◆ Input for this task:
— Start —
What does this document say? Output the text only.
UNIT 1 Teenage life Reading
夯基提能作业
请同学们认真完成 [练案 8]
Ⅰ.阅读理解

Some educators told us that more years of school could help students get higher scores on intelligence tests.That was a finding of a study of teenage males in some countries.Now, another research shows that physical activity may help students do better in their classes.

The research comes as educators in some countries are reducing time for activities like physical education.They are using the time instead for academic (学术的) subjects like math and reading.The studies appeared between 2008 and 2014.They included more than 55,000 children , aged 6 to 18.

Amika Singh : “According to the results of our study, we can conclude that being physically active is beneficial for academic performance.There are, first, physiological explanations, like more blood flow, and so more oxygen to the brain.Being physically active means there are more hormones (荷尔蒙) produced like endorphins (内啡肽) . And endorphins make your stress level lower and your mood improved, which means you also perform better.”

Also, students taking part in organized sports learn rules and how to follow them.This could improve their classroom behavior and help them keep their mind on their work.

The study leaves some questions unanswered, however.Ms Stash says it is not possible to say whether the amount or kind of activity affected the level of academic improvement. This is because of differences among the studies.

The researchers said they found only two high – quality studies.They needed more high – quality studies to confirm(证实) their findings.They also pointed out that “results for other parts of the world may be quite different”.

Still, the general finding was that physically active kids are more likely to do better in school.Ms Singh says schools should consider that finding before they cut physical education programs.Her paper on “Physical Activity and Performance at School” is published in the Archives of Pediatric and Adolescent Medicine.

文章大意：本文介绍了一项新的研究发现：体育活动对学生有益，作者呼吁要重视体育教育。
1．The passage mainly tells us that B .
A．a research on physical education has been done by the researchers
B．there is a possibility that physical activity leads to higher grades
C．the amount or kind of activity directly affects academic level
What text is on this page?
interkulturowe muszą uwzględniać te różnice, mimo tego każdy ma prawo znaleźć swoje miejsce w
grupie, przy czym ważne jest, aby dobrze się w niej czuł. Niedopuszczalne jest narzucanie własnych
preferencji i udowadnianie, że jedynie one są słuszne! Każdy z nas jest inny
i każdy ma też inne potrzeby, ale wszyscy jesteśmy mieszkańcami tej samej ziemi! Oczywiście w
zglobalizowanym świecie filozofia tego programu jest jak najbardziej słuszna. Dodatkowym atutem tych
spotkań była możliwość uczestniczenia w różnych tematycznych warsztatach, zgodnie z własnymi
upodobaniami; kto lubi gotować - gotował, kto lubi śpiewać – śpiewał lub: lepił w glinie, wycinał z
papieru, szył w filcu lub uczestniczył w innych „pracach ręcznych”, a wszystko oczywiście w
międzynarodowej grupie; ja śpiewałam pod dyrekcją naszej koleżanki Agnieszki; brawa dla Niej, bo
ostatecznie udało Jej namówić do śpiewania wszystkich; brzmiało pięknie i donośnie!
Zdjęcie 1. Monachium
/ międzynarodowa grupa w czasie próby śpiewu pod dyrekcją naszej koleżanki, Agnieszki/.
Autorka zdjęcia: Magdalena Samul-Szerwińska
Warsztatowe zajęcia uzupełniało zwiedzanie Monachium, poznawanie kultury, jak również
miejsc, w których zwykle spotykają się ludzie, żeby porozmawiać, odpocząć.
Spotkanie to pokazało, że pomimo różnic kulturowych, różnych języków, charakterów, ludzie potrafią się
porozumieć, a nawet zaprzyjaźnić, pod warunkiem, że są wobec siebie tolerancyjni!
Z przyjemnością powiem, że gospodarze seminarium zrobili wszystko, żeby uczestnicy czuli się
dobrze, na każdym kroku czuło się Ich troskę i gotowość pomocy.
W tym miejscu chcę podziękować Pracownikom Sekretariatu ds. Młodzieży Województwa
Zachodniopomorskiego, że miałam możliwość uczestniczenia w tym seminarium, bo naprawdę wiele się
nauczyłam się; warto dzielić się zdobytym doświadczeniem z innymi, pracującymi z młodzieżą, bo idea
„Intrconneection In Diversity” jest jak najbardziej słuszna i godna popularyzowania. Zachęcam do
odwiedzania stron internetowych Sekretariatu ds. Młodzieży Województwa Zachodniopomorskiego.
— End —
◆ Written instruction:
Reproduce the material verbatim, line by line.

◆ The solution:
What does this document say? Output the text only.
UNIT 1 Teenage life Reading
夯基提能作业
请同学们认真完成 [练案 8]
Ⅰ.阅读理解

Some educators told us that more years of school could help students get higher scores on intelligence tests.That was a finding of a study of teenage males in some countries.Now, another research shows that physical activity may help students do better in their classes.

The research comes as educators in some countries are reducing time for activities like physical education.They are using the time instead for academic (学术的) subjects like math and reading.The studies appeared between 2008 and 2014.They included more than 55,000 children , aged 6 to 18.

Amika Singh : “According to the results of our study, we can conclude that being physically active is beneficial for academic performance.There are, first, physiological explanations, like more blood flow, and so more oxygen to the brain.Being physically active means there are more hormones (荷尔蒙) produced like endorphins (内啡肽) . And endorphins make your stress level lower and your mood improved, which means you also perform better.”

Also, students taking part in organized sports learn rules and how to follow them.This could improve their classroom behavior and help them keep their mind on their work.

The study leaves some questions unanswered, however.Ms Stash says it is not possible to say whether the amount or kind of activity affected the level of academic improvement. This is because of differences among the studies.

The researchers said they found only two high – quality studies.They needed more high – quality studies to confirm(证实) their findings.They also pointed out that “results for other parts of the world may be quite different”.

Still, the general finding was that physically active kids are more likely to do better in school.Ms Singh says schools should consider that finding before they cut physical education programs.Her paper on “Physical Activity and Performance at School” is published in the Archives of Pediatric and Adolescent Medicine.

文章大意：本文介绍了一项新的研究发现：体育活动对学生有益，作者呼吁要重视体育教育。
1．The passage mainly tells us that B .
A．a research on physical education has been done by the researchers
B．there is a possibility that physical activity leads to higher grades
C．the amount or kind of activity directly affects academic level
What text is on this page?
interkulturowe muszą uwzględniać te różnice, mimo tego każdy ma prawo znaleźć swoje miejsce w
grupie, przy czym ważne jest, aby dobrze się w niej czuł. Niedopuszczalne jest narzucanie własnych
preferencji i udowadnianie, że jedynie one są słuszne! Każdy z nas jest inny
i każdy ma też inne potrzeby, ale wszyscy jesteśmy mieszkańcami tej samej ziemi! Oczywiście w
zglobalizowanym świecie filozofia tego programu jest jak najbardziej słuszna. Dodatkowym atutem tych
spotkań była możliwość uczestniczenia w różnych tematycznych warsztatach, zgodnie z własnymi
upodobaniami; kto lubi gotować - gotował, kto lubi śpiewać – śpiewał lub: lepił w glinie, wycinał z
papieru, szył w filcu lub uczestniczył w innych „pracach ręcznych”, a wszystko oczywiście w
międzynarodowej grupie; ja śpiewałam pod dyrekcją naszej koleżanki Agnieszki; brawa dla Niej, bo
ostatecznie udało Jej namówić do śpiewania wszystkich; brzmiało pięknie i donośnie!
Zdjęcie 1. Monachium
/ międzynarodowa grupa w czasie próby śpiewu pod dyrekcją naszej koleżanki, Agnieszki/.
Autorka zdjęcia: Magdalena Samul-Szerwińska
Warsztatowe zajęcia uzupełniało zwiedzanie Monachium, poznawanie kultury, jak również
miejsc, w których zwykle spotykają się ludzie, żeby porozmawiać, odpocząć.
Spotkanie to pokazało, że pomimo różnic kulturowych, różnych języków, charakterów, ludzie potrafią się
porozumieć, a nawet zaprzyjaźnić, pod warunkiem, że są wobec siebie tolerancyjni!
Z przyjemnością powiem, że gospodarze seminarium zrobili wszystko, żeby uczestnicy czuli się
dobrze, na każdym kroku czuło się Ich troskę i gotowość pomocy.
W tym miejscu chcę podziękować Pracownikom Sekretariatu ds. Młodzieży Województwa
Zachodniopomorskiego, że miałam możliwość uczestniczenia w tym seminarium, bo naprawdę wiele się
nauczyłam się; warto dzielić się zdobytym doświadczeniem z innymi, pracującymi z młodzieżą, bo idea
„Intrconneection In Diversity” jest jak najbardziej słuszna i godna popularyzowania. Zachęcam do
odwiedzania stron internetowych Sekretariatu ds. Młodzieży Województwa Zachodniopomorskiego.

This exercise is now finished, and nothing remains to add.